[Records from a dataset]
────────────────────────────────────────
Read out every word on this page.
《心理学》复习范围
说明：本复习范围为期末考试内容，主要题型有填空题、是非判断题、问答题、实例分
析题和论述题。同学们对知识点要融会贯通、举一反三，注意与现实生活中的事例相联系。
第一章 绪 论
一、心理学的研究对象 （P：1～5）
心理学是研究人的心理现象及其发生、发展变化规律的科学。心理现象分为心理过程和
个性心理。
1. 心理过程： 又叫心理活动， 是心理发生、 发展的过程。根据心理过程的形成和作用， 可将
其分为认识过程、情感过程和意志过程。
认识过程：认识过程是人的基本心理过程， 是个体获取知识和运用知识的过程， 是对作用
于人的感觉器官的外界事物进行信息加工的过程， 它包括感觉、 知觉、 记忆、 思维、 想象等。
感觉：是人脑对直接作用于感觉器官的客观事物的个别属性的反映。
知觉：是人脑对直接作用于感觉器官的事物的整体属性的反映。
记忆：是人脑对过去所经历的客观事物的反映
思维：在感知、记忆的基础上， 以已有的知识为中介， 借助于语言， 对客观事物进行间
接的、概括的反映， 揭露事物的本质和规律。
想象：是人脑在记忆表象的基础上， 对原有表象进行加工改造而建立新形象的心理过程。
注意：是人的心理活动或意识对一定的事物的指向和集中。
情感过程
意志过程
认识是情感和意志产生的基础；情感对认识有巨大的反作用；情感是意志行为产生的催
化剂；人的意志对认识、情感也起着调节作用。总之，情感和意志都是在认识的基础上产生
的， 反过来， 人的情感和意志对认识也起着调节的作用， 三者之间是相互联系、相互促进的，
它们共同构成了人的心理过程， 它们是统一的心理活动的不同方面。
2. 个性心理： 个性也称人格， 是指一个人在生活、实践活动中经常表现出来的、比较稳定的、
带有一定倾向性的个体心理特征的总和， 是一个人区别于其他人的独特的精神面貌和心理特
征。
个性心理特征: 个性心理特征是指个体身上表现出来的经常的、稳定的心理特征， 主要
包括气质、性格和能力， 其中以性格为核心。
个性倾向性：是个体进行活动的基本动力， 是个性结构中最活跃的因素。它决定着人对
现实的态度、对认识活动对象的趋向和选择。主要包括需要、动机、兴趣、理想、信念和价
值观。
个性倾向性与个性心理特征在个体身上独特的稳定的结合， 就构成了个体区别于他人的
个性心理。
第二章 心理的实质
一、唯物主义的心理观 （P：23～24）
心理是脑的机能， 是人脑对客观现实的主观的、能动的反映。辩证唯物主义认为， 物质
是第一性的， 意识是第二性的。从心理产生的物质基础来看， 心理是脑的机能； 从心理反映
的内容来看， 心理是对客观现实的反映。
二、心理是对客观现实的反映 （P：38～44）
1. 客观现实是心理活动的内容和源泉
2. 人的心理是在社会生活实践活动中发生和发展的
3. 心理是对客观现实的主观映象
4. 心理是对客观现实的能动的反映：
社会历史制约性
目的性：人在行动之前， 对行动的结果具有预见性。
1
────────────────────────────────────────
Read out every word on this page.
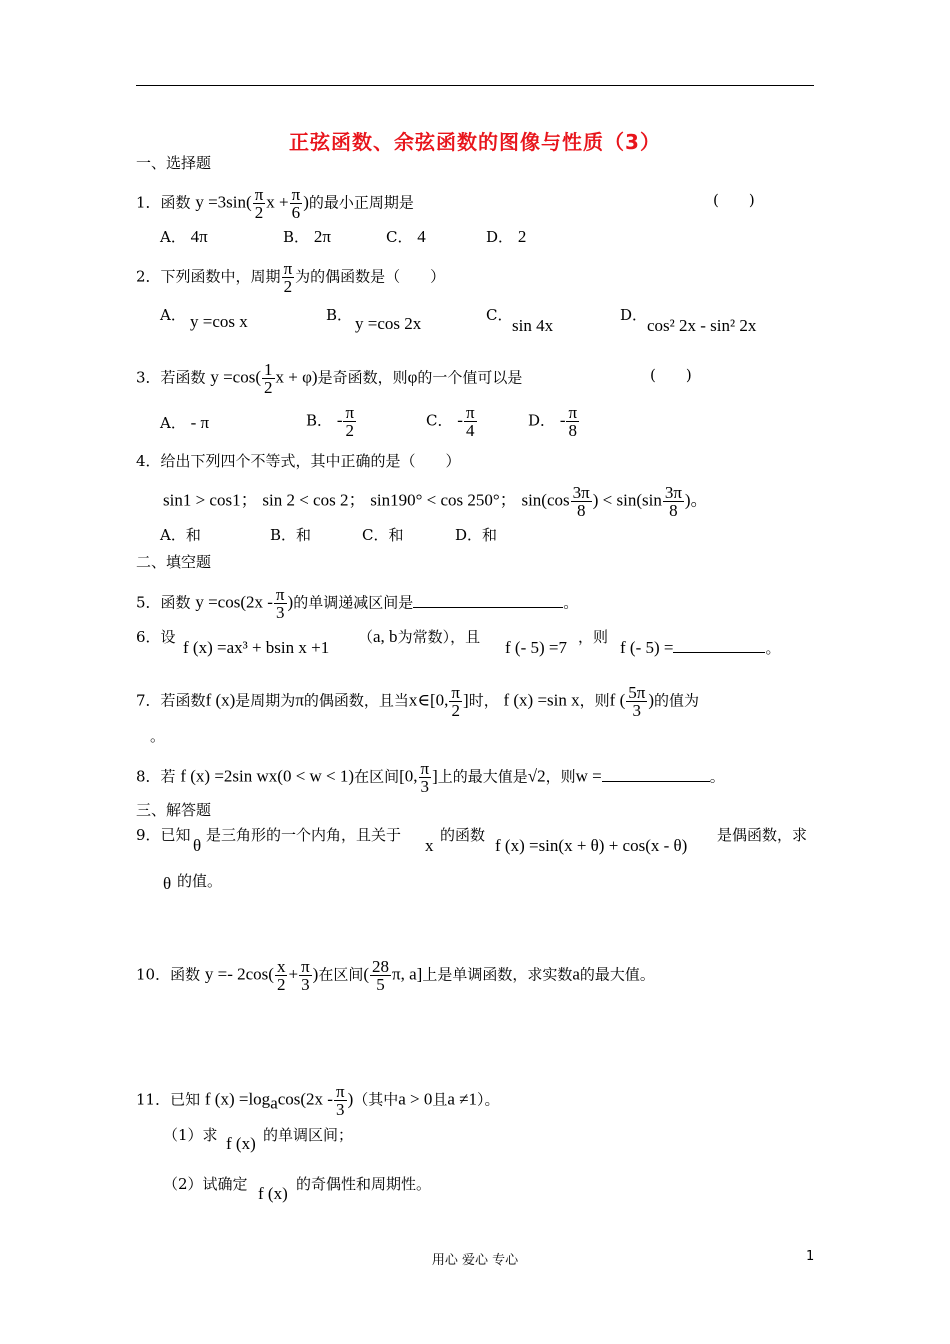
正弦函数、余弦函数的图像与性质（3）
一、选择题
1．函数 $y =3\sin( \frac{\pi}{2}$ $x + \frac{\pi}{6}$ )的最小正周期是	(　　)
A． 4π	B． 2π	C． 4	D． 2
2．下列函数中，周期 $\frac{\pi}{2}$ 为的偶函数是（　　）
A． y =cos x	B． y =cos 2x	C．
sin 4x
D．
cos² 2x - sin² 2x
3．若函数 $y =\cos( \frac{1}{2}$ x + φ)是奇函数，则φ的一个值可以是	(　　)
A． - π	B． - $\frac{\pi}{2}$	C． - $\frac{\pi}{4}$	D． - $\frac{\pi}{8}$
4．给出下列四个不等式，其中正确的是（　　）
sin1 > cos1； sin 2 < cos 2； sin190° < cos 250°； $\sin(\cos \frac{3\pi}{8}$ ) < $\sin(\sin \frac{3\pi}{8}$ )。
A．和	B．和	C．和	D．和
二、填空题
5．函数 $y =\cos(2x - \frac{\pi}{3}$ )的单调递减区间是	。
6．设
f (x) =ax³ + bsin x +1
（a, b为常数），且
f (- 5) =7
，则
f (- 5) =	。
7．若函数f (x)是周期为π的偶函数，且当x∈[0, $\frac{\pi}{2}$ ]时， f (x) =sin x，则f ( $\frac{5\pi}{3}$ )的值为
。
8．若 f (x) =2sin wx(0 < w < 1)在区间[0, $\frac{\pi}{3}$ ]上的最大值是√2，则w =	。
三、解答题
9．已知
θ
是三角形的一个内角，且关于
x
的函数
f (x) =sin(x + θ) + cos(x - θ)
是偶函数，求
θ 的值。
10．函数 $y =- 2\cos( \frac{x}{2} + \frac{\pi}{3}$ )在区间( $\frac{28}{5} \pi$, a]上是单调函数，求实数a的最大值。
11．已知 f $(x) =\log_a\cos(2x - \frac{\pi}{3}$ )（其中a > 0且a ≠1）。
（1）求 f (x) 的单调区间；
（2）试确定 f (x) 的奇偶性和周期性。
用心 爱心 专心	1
────────────────────────────────────────
Copy every line of the listing that includes the string "心理是脑的机能".

心理是脑的机能， 是人脑对客观现实的主观的、能动的反映。辩证唯物主义认为， 物质
是第一性的， 意识是第二性的。从心理产生的物质基础来看， 心理是脑的机能； 从心理反映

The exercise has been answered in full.